## Directions for this task
Across the data below, how many lines hold "alignment"? Answer with that number and nothing else.

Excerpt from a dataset
* BEGIN *

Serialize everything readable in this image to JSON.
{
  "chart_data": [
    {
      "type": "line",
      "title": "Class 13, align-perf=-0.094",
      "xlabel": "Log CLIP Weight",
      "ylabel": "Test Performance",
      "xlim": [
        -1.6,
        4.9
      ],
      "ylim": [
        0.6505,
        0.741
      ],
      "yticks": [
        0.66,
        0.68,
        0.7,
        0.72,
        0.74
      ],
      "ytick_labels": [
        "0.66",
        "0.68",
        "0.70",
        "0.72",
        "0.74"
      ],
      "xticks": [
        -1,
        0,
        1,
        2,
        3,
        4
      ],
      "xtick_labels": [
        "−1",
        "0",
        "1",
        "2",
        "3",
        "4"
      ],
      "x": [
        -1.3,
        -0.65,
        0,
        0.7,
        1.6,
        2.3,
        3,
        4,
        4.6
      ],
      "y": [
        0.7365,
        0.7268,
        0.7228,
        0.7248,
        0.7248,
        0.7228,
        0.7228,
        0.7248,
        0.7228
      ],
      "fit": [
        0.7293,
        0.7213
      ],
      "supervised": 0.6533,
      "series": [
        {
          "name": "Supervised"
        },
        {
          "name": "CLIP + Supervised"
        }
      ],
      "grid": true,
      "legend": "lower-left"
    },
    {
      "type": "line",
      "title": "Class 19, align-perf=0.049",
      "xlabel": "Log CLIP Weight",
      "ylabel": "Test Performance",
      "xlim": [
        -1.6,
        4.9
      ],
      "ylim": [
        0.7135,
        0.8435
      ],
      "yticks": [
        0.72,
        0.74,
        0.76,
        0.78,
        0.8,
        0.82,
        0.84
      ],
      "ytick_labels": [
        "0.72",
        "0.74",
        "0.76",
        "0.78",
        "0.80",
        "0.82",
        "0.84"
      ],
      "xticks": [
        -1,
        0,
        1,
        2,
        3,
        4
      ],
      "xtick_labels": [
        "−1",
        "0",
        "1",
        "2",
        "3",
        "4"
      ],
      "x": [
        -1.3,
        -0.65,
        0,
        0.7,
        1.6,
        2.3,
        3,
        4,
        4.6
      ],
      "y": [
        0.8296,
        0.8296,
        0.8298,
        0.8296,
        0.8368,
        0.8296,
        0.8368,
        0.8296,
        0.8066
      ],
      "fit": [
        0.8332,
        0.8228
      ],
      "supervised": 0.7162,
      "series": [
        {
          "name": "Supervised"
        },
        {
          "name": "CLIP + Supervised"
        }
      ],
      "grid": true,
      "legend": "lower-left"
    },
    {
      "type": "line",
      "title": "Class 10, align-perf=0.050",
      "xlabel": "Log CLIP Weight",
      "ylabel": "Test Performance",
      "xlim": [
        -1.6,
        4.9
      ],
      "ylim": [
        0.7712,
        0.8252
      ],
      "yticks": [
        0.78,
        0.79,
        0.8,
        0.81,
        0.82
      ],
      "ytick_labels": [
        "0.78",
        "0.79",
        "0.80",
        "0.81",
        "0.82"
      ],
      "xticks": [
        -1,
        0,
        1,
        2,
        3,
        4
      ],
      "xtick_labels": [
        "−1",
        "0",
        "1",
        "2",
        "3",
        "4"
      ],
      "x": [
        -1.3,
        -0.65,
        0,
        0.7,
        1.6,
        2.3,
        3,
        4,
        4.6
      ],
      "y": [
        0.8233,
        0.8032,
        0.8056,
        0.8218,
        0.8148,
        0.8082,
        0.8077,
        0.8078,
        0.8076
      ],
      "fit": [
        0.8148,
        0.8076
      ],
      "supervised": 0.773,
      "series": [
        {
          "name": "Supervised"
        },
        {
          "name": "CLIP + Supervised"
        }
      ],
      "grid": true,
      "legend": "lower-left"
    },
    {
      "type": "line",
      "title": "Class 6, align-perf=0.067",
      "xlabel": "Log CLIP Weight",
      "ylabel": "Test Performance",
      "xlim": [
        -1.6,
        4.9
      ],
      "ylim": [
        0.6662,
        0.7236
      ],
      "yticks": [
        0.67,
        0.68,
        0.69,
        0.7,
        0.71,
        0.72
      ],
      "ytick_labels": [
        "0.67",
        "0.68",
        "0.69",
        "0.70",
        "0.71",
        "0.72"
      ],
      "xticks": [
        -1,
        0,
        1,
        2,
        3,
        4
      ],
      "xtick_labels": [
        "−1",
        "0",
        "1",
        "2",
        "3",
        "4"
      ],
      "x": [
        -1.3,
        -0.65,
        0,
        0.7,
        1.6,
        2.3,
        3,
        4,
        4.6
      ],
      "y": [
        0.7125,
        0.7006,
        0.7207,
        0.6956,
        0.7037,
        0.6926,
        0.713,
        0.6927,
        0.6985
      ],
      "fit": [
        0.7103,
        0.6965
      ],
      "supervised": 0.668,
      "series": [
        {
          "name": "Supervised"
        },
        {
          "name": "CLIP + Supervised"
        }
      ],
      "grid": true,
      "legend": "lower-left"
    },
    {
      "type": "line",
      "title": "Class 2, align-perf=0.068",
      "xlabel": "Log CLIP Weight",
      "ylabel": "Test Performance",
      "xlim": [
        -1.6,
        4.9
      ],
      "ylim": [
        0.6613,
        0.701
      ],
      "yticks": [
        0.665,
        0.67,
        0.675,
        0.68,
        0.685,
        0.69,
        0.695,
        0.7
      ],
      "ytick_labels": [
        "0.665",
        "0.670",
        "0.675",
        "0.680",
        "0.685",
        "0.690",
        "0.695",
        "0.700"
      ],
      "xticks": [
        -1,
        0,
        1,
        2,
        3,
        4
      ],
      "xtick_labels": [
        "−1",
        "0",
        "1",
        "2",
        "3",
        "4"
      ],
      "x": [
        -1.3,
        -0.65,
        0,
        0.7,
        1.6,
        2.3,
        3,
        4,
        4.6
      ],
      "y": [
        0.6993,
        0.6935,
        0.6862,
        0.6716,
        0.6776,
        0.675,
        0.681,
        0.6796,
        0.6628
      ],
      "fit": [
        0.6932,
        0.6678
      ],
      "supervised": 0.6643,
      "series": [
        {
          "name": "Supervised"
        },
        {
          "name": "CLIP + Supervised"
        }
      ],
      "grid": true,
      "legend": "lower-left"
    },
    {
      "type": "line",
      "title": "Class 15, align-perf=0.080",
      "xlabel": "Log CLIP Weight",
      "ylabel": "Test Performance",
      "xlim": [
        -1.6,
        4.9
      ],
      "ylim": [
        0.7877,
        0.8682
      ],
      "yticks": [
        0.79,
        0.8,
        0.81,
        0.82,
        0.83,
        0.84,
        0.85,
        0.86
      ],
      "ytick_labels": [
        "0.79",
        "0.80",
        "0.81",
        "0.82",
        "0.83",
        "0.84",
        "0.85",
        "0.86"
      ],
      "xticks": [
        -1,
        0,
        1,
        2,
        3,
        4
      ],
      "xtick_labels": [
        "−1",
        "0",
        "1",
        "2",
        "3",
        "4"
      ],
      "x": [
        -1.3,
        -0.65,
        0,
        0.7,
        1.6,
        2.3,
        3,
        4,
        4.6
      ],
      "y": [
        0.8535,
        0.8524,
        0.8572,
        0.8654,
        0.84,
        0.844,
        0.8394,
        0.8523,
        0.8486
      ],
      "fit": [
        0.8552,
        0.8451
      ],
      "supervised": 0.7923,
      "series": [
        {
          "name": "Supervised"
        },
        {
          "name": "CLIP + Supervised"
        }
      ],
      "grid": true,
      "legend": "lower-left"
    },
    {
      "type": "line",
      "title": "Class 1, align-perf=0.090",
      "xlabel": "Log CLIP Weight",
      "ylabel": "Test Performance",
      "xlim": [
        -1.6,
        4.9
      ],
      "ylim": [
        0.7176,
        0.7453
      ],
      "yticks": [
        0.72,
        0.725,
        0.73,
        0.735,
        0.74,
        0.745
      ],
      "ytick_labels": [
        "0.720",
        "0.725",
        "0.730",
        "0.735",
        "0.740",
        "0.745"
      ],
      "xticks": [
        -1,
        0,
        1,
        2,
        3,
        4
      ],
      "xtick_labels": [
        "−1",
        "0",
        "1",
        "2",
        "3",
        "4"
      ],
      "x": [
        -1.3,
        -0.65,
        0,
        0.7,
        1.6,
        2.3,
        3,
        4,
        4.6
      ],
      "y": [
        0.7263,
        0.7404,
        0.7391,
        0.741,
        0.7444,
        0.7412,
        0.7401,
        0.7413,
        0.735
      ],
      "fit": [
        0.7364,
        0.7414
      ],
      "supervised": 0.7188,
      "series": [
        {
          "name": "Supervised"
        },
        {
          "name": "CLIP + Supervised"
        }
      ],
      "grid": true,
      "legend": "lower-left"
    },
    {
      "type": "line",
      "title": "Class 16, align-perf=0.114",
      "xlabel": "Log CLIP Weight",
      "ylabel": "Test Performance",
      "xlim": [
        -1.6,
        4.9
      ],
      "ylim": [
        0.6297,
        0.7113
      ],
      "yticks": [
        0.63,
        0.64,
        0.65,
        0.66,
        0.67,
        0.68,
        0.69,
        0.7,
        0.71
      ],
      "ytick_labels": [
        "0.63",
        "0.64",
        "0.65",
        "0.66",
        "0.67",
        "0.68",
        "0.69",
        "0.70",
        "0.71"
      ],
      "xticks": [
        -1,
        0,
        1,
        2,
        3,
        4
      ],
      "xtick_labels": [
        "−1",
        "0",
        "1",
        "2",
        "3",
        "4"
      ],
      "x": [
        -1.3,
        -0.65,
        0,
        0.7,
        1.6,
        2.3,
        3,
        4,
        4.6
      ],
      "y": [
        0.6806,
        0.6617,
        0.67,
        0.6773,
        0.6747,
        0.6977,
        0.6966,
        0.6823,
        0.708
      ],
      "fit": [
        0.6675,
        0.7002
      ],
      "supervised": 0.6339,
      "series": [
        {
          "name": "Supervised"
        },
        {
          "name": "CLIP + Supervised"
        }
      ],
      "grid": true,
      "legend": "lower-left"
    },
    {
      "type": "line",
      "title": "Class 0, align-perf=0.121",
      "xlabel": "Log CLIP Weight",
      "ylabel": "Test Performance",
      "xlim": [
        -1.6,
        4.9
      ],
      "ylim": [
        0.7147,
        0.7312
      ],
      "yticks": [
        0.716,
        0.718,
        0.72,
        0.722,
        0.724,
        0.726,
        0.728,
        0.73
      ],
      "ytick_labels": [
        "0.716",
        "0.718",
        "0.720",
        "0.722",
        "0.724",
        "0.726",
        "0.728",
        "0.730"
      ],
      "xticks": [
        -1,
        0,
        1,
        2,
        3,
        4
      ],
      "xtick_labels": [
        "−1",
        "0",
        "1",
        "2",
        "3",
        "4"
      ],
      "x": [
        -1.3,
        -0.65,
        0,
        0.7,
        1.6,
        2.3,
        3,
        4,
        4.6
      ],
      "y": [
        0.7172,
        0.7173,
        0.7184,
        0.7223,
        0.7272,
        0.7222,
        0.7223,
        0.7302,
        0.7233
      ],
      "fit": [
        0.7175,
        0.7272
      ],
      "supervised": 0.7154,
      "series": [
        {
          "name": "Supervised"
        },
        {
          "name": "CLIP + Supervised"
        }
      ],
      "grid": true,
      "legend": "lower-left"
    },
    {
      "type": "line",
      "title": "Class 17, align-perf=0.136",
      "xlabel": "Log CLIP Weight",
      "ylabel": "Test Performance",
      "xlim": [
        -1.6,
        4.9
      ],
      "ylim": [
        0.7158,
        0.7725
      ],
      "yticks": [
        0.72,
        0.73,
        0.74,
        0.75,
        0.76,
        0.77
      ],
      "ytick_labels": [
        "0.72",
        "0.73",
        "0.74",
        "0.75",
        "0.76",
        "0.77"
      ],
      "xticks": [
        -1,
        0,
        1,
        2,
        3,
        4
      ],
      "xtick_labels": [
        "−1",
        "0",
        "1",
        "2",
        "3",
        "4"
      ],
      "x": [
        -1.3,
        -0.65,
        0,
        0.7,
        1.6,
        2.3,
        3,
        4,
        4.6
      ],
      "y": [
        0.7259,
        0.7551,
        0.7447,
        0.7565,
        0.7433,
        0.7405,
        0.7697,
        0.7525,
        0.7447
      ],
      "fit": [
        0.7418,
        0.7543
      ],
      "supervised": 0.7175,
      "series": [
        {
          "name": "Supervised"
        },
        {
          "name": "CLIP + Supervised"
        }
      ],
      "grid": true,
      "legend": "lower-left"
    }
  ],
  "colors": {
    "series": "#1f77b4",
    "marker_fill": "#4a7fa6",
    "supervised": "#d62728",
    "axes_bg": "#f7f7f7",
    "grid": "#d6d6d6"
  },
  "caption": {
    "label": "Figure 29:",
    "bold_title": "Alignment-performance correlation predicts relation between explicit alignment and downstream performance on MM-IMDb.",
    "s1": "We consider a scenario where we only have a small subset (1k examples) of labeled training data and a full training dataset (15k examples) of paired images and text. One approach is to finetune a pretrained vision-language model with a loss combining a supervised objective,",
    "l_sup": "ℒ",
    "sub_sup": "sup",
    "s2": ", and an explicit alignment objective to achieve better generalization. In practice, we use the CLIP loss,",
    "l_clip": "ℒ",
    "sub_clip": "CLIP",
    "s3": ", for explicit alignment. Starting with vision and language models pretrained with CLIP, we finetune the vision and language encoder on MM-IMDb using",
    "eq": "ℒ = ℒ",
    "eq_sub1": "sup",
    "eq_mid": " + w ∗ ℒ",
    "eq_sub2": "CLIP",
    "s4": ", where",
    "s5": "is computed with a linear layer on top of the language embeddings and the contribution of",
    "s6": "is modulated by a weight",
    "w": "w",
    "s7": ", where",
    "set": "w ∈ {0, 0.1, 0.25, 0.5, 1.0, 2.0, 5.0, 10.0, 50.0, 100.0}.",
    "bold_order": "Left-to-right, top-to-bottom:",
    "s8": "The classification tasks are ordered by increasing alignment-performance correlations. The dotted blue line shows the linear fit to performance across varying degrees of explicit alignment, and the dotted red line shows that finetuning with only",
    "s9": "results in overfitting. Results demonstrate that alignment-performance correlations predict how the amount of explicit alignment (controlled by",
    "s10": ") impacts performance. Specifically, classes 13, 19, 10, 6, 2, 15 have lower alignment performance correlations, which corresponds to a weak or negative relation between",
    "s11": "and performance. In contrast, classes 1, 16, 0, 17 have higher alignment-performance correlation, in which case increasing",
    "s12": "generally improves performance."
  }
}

* END *

## Result for this task
7